_INSTRUCTION_
Exactly reproduce each line of the listing that follows.

_GIVEN DATA_
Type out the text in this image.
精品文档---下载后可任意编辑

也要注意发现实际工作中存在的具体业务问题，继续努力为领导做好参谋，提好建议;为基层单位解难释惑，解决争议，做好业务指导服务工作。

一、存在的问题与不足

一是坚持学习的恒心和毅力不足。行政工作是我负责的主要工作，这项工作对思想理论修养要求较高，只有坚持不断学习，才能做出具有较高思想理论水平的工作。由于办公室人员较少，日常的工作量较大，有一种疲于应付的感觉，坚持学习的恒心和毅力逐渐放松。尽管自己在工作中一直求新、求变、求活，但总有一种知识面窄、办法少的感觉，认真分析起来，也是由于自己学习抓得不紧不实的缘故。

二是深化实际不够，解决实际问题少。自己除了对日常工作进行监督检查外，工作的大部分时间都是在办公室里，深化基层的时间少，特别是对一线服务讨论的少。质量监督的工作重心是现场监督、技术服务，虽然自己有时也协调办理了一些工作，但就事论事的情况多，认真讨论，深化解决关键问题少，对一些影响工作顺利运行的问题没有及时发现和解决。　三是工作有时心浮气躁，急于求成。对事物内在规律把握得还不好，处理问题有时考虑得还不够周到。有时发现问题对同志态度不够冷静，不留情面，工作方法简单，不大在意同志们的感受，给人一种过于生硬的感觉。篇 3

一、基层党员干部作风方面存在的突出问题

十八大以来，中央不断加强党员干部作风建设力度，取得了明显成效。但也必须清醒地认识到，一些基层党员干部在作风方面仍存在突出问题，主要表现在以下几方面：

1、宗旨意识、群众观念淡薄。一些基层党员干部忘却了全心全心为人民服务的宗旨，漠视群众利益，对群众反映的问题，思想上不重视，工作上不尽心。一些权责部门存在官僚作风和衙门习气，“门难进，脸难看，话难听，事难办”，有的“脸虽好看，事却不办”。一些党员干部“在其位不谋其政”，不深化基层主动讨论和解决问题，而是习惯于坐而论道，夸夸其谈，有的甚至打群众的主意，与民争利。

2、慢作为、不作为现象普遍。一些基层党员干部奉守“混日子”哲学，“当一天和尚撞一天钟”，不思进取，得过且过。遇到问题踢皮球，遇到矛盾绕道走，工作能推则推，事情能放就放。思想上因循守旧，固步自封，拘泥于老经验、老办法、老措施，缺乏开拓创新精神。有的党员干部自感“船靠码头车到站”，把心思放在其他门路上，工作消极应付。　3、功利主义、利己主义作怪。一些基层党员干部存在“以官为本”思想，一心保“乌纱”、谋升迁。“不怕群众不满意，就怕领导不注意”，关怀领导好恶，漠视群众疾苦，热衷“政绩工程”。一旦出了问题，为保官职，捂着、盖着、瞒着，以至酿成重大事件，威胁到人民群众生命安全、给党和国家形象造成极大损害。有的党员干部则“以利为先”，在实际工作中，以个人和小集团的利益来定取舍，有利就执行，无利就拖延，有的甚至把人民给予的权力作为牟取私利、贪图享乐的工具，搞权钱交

_RESULT OF THIS TASK_
Type out the text in this image.
精品文档---下载后可任意编辑

也要注意发现实际工作中存在的具体业务问题，继续努力为领导做好参谋，提好建议;为基层单位解难释惑，解决争议，做好业务指导服务工作。

一、存在的问题与不足

一是坚持学习的恒心和毅力不足。行政工作是我负责的主要工作，这项工作对思想理论修养要求较高，只有坚持不断学习，才能做出具有较高思想理论水平的工作。由于办公室人员较少，日常的工作量较大，有一种疲于应付的感觉，坚持学习的恒心和毅力逐渐放松。尽管自己在工作中一直求新、求变、求活，但总有一种知识面窄、办法少的感觉，认真分析起来，也是由于自己学习抓得不紧不实的缘故。

二是深化实际不够，解决实际问题少。自己除了对日常工作进行监督检查外，工作的大部分时间都是在办公室里，深化基层的时间少，特别是对一线服务讨论的少。质量监督的工作重心是现场监督、技术服务，虽然自己有时也协调办理了一些工作，但就事论事的情况多，认真讨论，深化解决关键问题少，对一些影响工作顺利运行的问题没有及时发现和解决。　三是工作有时心浮气躁，急于求成。对事物内在规律把握得还不好，处理问题有时考虑得还不够周到。有时发现问题对同志态度不够冷静，不留情面，工作方法简单，不大在意同志们的感受，给人一种过于生硬的感觉。篇 3

一、基层党员干部作风方面存在的突出问题

十八大以来，中央不断加强党员干部作风建设力度，取得了明显成效。但也必须清醒地认识到，一些基层党员干部在作风方面仍存在突出问题，主要表现在以下几方面：

1、宗旨意识、群众观念淡薄。一些基层党员干部忘却了全心全心为人民服务的宗旨，漠视群众利益，对群众反映的问题，思想上不重视，工作上不尽心。一些权责部门存在官僚作风和衙门习气，“门难进，脸难看，话难听，事难办”，有的“脸虽好看，事却不办”。一些党员干部“在其位不谋其政”，不深化基层主动讨论和解决问题，而是习惯于坐而论道，夸夸其谈，有的甚至打群众的主意，与民争利。

2、慢作为、不作为现象普遍。一些基层党员干部奉守“混日子”哲学，“当一天和尚撞一天钟”，不思进取，得过且过。遇到问题踢皮球，遇到矛盾绕道走，工作能推则推，事情能放就放。思想上因循守旧，固步自封，拘泥于老经验、老办法、老措施，缺乏开拓创新精神。有的党员干部自感“船靠码头车到站”，把心思放在其他门路上，工作消极应付。　3、功利主义、利己主义作怪。一些基层党员干部存在“以官为本”思想，一心保“乌纱”、谋升迁。“不怕群众不满意，就怕领导不注意”，关怀领导好恶，漠视群众疾苦，热衷“政绩工程”。一旦出了问题，为保官职，捂着、盖着、瞒着，以至酿成重大事件，威胁到人民群众生命安全、给党和国家形象造成极大损害。有的党员干部则“以利为先”，在实际工作中，以个人和小集团的利益来定取舍，有利就执行，无利就拖延，有的甚至把人民给予的权力作为牟取私利、贪图享乐的工具，搞权钱交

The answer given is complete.